Repeat all of the material below exactly as written, images excluded.

* start MATERIAL FOR THE TASK *

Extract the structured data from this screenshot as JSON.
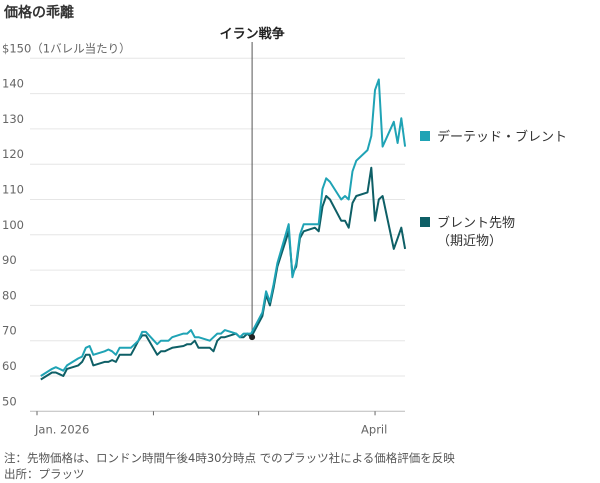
{
  "chart_data": {
    "type": "line",
    "title": "価格の乖離",
    "ylabel": "$150（1バレル当たり）",
    "yticks": [
      50,
      60,
      70,
      80,
      90,
      100,
      110,
      120,
      130,
      140,
      150
    ],
    "ytick_labels": [
      "50",
      "60",
      "70",
      "80",
      "90",
      "100",
      "110",
      "120",
      "130",
      "140",
      "$150（1バレル当たり）"
    ],
    "ylim": [
      50,
      150
    ],
    "xlim": [
      "2026-01-01",
      "2026-04-09"
    ],
    "xticks": [
      {
        "date": "2026-01-01",
        "label": "Jan. 2026"
      },
      {
        "date": "2026-02-01",
        "label": ""
      },
      {
        "date": "2026-03-01",
        "label": ""
      },
      {
        "date": "2026-04-01",
        "label": "April"
      }
    ],
    "grid": true,
    "legend_placement": "right",
    "annotation": {
      "label": "イラン戦争",
      "date": "2026-02-27"
    },
    "x": [
      "2026-01-02",
      "2026-01-05",
      "2026-01-06",
      "2026-01-07",
      "2026-01-08",
      "2026-01-09",
      "2026-01-12",
      "2026-01-13",
      "2026-01-14",
      "2026-01-15",
      "2026-01-16",
      "2026-01-19",
      "2026-01-20",
      "2026-01-21",
      "2026-01-22",
      "2026-01-23",
      "2026-01-26",
      "2026-01-27",
      "2026-01-28",
      "2026-01-29",
      "2026-01-30",
      "2026-02-02",
      "2026-02-03",
      "2026-02-04",
      "2026-02-05",
      "2026-02-06",
      "2026-02-09",
      "2026-02-10",
      "2026-02-11",
      "2026-02-12",
      "2026-02-13",
      "2026-02-16",
      "2026-02-17",
      "2026-02-18",
      "2026-02-19",
      "2026-02-20",
      "2026-02-23",
      "2026-02-24",
      "2026-02-25",
      "2026-02-26",
      "2026-02-27",
      "2026-03-02",
      "2026-03-03",
      "2026-03-04",
      "2026-03-05",
      "2026-03-06",
      "2026-03-09",
      "2026-03-10",
      "2026-03-11",
      "2026-03-12",
      "2026-03-13",
      "2026-03-16",
      "2026-03-17",
      "2026-03-18",
      "2026-03-19",
      "2026-03-20",
      "2026-03-23",
      "2026-03-24",
      "2026-03-25",
      "2026-03-26",
      "2026-03-27",
      "2026-03-30",
      "2026-03-31",
      "2026-04-01",
      "2026-04-02",
      "2026-04-03",
      "2026-04-06",
      "2026-04-07",
      "2026-04-08",
      "2026-04-09"
    ],
    "series": [
      {
        "name": "デーテッド・ブレント",
        "color": "#1fa3b5",
        "values": [
          60,
          62,
          62.5,
          62,
          61.5,
          63,
          65,
          65.5,
          68,
          68.5,
          66,
          67,
          67.5,
          67,
          66,
          68,
          68,
          69,
          70,
          72.5,
          72.5,
          69,
          70,
          70,
          70,
          71,
          72,
          72,
          73,
          71,
          71,
          70,
          71,
          72,
          72,
          73,
          72,
          71,
          72,
          72,
          72,
          78,
          84,
          81,
          86,
          92,
          103,
          88,
          92,
          100,
          103,
          103,
          103,
          113,
          116,
          115,
          110,
          111,
          110,
          118,
          121,
          124,
          128,
          141,
          144,
          125,
          132,
          126,
          133,
          125
        ]
      },
      {
        "name": "ブレント先物",
        "name_line2": "（期近物）",
        "color": "#0e5f66",
        "values": [
          59,
          61,
          61,
          60.5,
          60,
          62,
          63,
          64,
          66,
          66,
          63,
          64,
          64,
          64.5,
          64,
          66,
          66,
          68,
          70,
          71.5,
          71.5,
          66,
          67,
          67,
          67.5,
          68,
          68.5,
          69,
          69,
          70,
          68,
          68,
          67,
          70,
          71,
          71,
          72,
          71,
          71,
          72,
          71,
          77,
          83,
          80,
          85,
          91,
          101,
          89,
          91,
          99,
          101,
          102,
          101,
          108,
          111,
          110,
          104,
          104,
          102,
          109,
          111,
          112,
          119,
          104,
          110,
          111,
          96,
          99,
          102,
          96
        ]
      }
    ]
  },
  "footer": {
    "note": "注：先物価格は、ロンドン時間午後4時30分時点 でのプラッツ社による価格評価を反映",
    "source": "出所：プラッツ"
  }
}
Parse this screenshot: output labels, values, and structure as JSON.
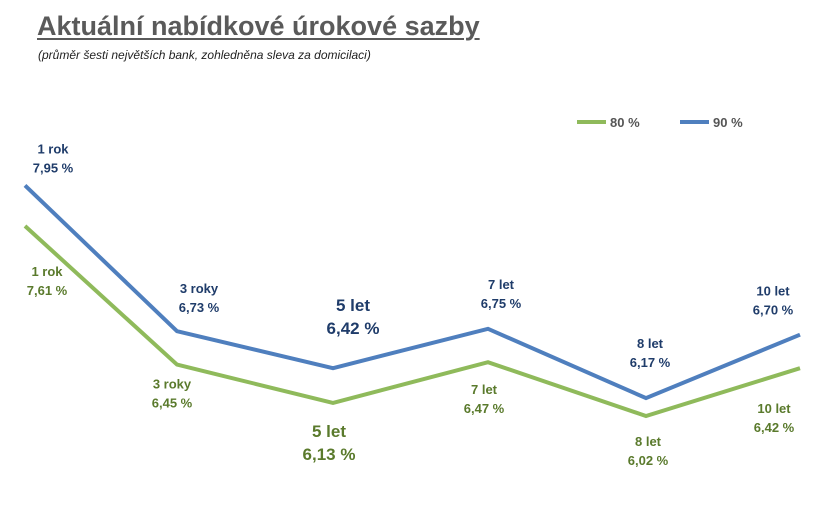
{
  "title": "Aktuální nabídkové úrokové sazby",
  "subtitle": "(průměr šesti největších bank, zohledněna sleva za domicilaci)",
  "colors": {
    "series_80": "#8fba5b",
    "series_90": "#4f7fbe",
    "label_80": "#5a7a2c",
    "label_90": "#1f3c6a"
  },
  "chart_data": {
    "type": "line",
    "title": "Aktuální nabídkové úrokové sazby",
    "subtitle": "(průměr šesti největších bank, zohledněna sleva za domicilaci)",
    "xlabel": "",
    "ylabel": "",
    "grid": false,
    "legend": "top-right",
    "ylim": [
      5.6,
      8.2
    ],
    "categories": [
      "1 rok",
      "3 roky",
      "5 let",
      "7 let",
      "8 let",
      "10 let"
    ],
    "series": [
      {
        "name": "80 %",
        "values": [
          7.61,
          6.45,
          6.13,
          6.47,
          6.02,
          6.42
        ],
        "labels": [
          "7,61 %",
          "6,45 %",
          "6,13 %",
          "6,47 %",
          "6,02 %",
          "6,42 %"
        ]
      },
      {
        "name": "90 %",
        "values": [
          7.95,
          6.73,
          6.42,
          6.75,
          6.17,
          6.7
        ],
        "labels": [
          "7,95 %",
          "6,73 %",
          "6,42 %",
          "6,75 %",
          "6,17 %",
          "6,70 %"
        ]
      }
    ]
  }
}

* end MATERIAL FOR THE TASK *

● **SOLUTION BELOW**
Extract the structured data from this screenshot as JSON.
{
  "chart_data": {
    "type": "line",
    "title": "価格の乖離",
    "ylabel": "$150（1バレル当たり）",
    "yticks": [
      50,
      60,
      70,
      80,
      90,
      100,
      110,
      120,
      130,
      140,
      150
    ],
    "ytick_labels": [
      "50",
      "60",
      "70",
      "80",
      "90",
      "100",
      "110",
      "120",
      "130",
      "140",
      "$150（1バレル当たり）"
    ],
    "ylim": [
      50,
      150
    ],
    "xlim": [
      "2026-01-01",
      "2026-04-09"
    ],
    "xticks": [
      {
        "date": "2026-01-01",
        "label": "Jan. 2026"
      },
      {
        "date": "2026-02-01",
        "label": ""
      },
      {
        "date": "2026-03-01",
        "label": ""
      },
      {
        "date": "2026-04-01",
        "label": "April"
      }
    ],
    "grid": true,
    "legend_placement": "right",
    "annotation": {
      "label": "イラン戦争",
      "date": "2026-02-27"
    },
    "x": [
      "2026-01-02",
      "2026-01-05",
      "2026-01-06",
      "2026-01-07",
      "2026-01-08",
      "2026-01-09",
      "2026-01-12",
      "2026-01-13",
      "2026-01-14",
      "2026-01-15",
      "2026-01-16",
      "2026-01-19",
      "2026-01-20",
      "2026-01-21",
      "2026-01-22",
      "2026-01-23",
      "2026-01-26",
      "2026-01-27",
      "2026-01-28",
      "2026-01-29",
      "2026-01-30",
      "2026-02-02",
      "2026-02-03",
      "2026-02-04",
      "2026-02-05",
      "2026-02-06",
      "2026-02-09",
      "2026-02-10",
      "2026-02-11",
      "2026-02-12",
      "2026-02-13",
      "2026-02-16",
      "2026-02-17",
      "2026-02-18",
      "2026-02-19",
      "2026-02-20",
      "2026-02-23",
      "2026-02-24",
      "2026-02-25",
      "2026-02-26",
      "2026-02-27",
      "2026-03-02",
      "2026-03-03",
      "2026-03-04",
      "2026-03-05",
      "2026-03-06",
      "2026-03-09",
      "2026-03-10",
      "2026-03-11",
      "2026-03-12",
      "2026-03-13",
      "2026-03-16",
      "2026-03-17",
      "2026-03-18",
      "2026-03-19",
      "2026-03-20",
      "2026-03-23",
      "2026-03-24",
      "2026-03-25",
      "2026-03-26",
      "2026-03-27",
      "2026-03-30",
      "2026-03-31",
      "2026-04-01",
      "2026-04-02",
      "2026-04-03",
      "2026-04-06",
      "2026-04-07",
      "2026-04-08",
      "2026-04-09"
    ],
    "series": [
      {
        "name": "デーテッド・ブレント",
        "color": "#1fa3b5",
        "values": [
          60,
          62,
          62.5,
          62,
          61.5,
          63,
          65,
          65.5,
          68,
          68.5,
          66,
          67,
          67.5,
          67,
          66,
          68,
          68,
          69,
          70,
          72.5,
          72.5,
          69,
          70,
          70,
          70,
          71,
          72,
          72,
          73,
          71,
          71,
          70,
          71,
          72,
          72,
          73,
          72,
          71,
          72,
          72,
          72,
          78,
          84,
          81,
          86,
          92,
          103,
          88,
          92,
          100,
          103,
          103,
          103,
          113,
          116,
          115,
          110,
          111,
          110,
          118,
          121,
          124,
          128,
          141,
          144,
          125,
          132,
          126,
          133,
          125
        ]
      },
      {
        "name": "ブレント先物",
        "name_line2": "（期近物）",
        "color": "#0e5f66",
        "values": [
          59,
          61,
          61,
          60.5,
          60,
          62,
          63,
          64,
          66,
          66,
          63,
          64,
          64,
          64.5,
          64,
          66,
          66,
          68,
          70,
          71.5,
          71.5,
          66,
          67,
          67,
          67.5,
          68,
          68.5,
          69,
          69,
          70,
          68,
          68,
          67,
          70,
          71,
          71,
          72,
          71,
          71,
          72,
          71,
          77,
          83,
          80,
          85,
          91,
          101,
          89,
          91,
          99,
          101,
          102,
          101,
          108,
          111,
          110,
          104,
          104,
          102,
          109,
          111,
          112,
          119,
          104,
          110,
          111,
          96,
          99,
          102,
          96
        ]
      }
    ]
  },
  "footer": {
    "note": "注：先物価格は、ロンドン時間午後4時30分時点 でのプラッツ社による価格評価を反映",
    "source": "出所：プラッツ"
  }
}
Parse this screenshot: output labels, values, and structure as JSON.
{
  "title": "Aktuální nabídkové úrokové sazby",
  "subtitle": "(průměr šesti největších bank, zohledněna sleva za domicilaci)",
  "colors": {
    "series_80": "#8fba5b",
    "series_90": "#4f7fbe",
    "label_80": "#5a7a2c",
    "label_90": "#1f3c6a"
  },
  "chart_data": {
    "type": "line",
    "title": "Aktuální nabídkové úrokové sazby",
    "subtitle": "(průměr šesti největších bank, zohledněna sleva za domicilaci)",
    "xlabel": "",
    "ylabel": "",
    "grid": false,
    "legend": "top-right",
    "ylim": [
      5.6,
      8.2
    ],
    "categories": [
      "1 rok",
      "3 roky",
      "5 let",
      "7 let",
      "8 let",
      "10 let"
    ],
    "series": [
      {
        "name": "80 %",
        "values": [
          7.61,
          6.45,
          6.13,
          6.47,
          6.02,
          6.42
        ],
        "labels": [
          "7,61 %",
          "6,45 %",
          "6,13 %",
          "6,47 %",
          "6,02 %",
          "6,42 %"
        ]
      },
      {
        "name": "90 %",
        "values": [
          7.95,
          6.73,
          6.42,
          6.75,
          6.17,
          6.7
        ],
        "labels": [
          "7,95 %",
          "6,73 %",
          "6,42 %",
          "6,75 %",
          "6,17 %",
          "6,70 %"
        ]
      }
    ]
  }
}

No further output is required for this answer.